───── Provided entries ─────
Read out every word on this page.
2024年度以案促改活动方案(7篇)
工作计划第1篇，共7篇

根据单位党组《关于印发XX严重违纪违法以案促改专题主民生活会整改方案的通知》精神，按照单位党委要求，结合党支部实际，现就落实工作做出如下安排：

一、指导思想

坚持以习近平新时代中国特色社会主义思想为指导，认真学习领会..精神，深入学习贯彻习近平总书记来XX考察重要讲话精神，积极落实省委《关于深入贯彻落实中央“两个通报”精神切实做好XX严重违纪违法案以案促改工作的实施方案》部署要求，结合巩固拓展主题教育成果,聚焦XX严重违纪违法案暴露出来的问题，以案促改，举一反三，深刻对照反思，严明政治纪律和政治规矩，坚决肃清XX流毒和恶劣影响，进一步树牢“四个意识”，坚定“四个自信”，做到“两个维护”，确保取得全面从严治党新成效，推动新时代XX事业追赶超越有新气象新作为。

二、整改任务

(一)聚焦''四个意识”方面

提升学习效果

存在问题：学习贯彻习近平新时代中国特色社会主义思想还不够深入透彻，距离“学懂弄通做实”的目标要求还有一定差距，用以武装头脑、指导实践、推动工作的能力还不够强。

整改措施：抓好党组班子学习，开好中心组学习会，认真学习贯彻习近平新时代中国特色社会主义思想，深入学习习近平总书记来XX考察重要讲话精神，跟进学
─────
What is expected → Within the entries above, work out how many lines contain the word "四个意识". The number alone is the answer.

Problem solution → 2